*CONSIGNE 1:* Recopiez à l'identique le passage du texte sur Stacy, le roman graphique de Gipi, qui commence aux mots « Les démons du » et se termine après « la cancel culture. ».

*TEXTE CITÉ:*
_ _ _
Les démons du bien. En 2021, l'auteur italien Gipi a été couvert d'opprobre après avoir dessiné et publié sur Instagram un gag moquant un slogan féministe. Cet événement, qui l'a profondément atteint, l'a amené à écrire Stacy, un roman graphique aux accents autobiographiques qui révèle les tourments d'un homme aux prises avec la cancel culture.

Gianni, écrivain et scénariste réputé, débute un projet de série avec des collègues. Le jour même de leur première réunion paraît une interview dans laquelle il raconte son dernier rêve, l'enlèvement, par lui-même, d'une jeune fille, Stacy, qu'il décrit comme « bonne ». Tempête immédiate sur le web. Collègues et amis coupent aussitôt les ponts. Gipi ne s'attarde pas sur le tollé, évoqué en voix off, mais s'intéresse aux conséquences psychologiques pour le scénariste. Après l'incident, Gianni est brisé, déchiré entre deux attitudes. D'un côté, il veut à tout prix retrouver son statut et sa place dans la société, et pendant des semaines, il va faire amende honorable, s'excuser et se démener pour y parvenir. De l'autre, il veut se venger, imaginant même commettre un attentat. Pour figurer cette bataille intérieure, Gipi met en scène un double démoniaque de Gianni, avec lequel ce dernier dialogue tout au long de l'album et se confond. Le scénariste finit malgré tout par retravailler avec ses collègues. Mais sa vengeance prend une tournure perverse et insidieuse. Au lieu de s'opposer à eux, il les pousse au contraire vers des extrêmes woke, les entraînant à leur insu au-delà des limites du ridicule - comme dans une scène épique où l'équipe rédige à grand renfort d'émojis un SMS de condoléances à une amie qui a perdu son mari.
_ _ _
[Entrées du jeu de données]
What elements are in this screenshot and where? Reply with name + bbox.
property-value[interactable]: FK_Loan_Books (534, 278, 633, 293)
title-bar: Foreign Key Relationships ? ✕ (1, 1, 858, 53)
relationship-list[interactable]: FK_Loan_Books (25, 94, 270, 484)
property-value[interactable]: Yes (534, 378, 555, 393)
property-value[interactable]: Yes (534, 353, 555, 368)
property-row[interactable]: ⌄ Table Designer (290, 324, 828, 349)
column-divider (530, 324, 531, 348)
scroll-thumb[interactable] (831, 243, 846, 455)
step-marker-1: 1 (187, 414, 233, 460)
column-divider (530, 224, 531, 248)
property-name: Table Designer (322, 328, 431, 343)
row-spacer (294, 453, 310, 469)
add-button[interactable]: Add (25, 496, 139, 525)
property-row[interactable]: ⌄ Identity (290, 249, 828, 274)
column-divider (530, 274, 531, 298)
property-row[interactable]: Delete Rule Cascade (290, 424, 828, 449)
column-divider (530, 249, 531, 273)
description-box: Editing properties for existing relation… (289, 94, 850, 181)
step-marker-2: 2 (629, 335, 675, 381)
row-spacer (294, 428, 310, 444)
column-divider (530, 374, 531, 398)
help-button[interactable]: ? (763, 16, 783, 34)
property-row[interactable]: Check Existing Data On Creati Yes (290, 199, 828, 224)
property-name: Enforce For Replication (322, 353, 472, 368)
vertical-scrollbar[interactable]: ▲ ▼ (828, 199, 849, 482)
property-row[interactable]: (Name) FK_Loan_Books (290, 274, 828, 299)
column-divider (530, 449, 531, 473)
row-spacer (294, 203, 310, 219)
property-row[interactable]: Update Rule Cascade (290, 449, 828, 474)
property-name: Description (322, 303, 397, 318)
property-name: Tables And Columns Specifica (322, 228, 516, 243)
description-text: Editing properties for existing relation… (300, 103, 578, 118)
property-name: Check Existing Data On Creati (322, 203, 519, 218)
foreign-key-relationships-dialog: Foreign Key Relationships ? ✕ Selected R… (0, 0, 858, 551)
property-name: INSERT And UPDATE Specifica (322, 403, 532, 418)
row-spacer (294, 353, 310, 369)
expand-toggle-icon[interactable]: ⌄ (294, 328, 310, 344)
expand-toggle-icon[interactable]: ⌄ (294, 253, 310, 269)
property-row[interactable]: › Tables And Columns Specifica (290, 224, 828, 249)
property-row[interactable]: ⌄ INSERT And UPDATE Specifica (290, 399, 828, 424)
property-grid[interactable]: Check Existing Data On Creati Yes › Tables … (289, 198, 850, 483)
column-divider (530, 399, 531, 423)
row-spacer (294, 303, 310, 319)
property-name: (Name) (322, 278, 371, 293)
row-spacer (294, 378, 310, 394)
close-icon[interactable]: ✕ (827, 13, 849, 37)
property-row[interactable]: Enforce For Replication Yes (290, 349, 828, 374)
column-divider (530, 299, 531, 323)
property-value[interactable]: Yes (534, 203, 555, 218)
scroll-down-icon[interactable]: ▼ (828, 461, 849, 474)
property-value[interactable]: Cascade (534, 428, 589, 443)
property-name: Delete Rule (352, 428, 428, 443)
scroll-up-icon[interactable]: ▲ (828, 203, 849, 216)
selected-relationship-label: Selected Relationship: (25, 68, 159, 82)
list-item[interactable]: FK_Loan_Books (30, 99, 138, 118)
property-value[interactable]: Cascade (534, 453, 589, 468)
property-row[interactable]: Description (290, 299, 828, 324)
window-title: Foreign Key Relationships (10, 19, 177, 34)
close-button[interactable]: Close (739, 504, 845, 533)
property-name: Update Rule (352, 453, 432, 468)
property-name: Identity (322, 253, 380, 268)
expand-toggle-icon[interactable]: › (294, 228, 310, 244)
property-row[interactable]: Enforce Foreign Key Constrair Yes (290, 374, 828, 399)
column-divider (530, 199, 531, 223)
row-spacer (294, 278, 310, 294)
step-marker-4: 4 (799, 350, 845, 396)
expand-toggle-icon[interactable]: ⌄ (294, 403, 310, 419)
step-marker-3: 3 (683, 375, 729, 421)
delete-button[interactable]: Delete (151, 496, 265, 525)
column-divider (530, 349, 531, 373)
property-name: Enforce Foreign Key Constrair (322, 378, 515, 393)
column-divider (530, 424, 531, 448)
_ _ _
*CONSIGNE 2:* Réécrivez les enregistrements depuis leur début jusqu'à la ligne contenant « title-bar: Foreign Key » comprise, en substituant « FK_Loan_Members » à « FK_Loan_Books » sans modifier quoi que ce soit d'autre.

*RÉSULTAT ATTENDU 1:*
Les démons du bien. En 2021, l'auteur italien Gipi a été couvert d'opprobre après avoir dessiné et publié sur Instagram un gag moquant un slogan féministe. Cet événement, qui l'a profondément atteint, l'a amené à écrire Stacy, un roman graphique aux accents autobiographiques qui révèle les tourments d'un homme aux prises avec la cancel culture.

*RÉSULTAT ATTENDU 2:*
What elements are in this screenshot and where? Reply with name + bbox.
property-value[interactable]: FK_Loan_Members (534, 278, 633, 293)
title-bar: Foreign Key Relationships ? ✕ (1, 1, 858, 53)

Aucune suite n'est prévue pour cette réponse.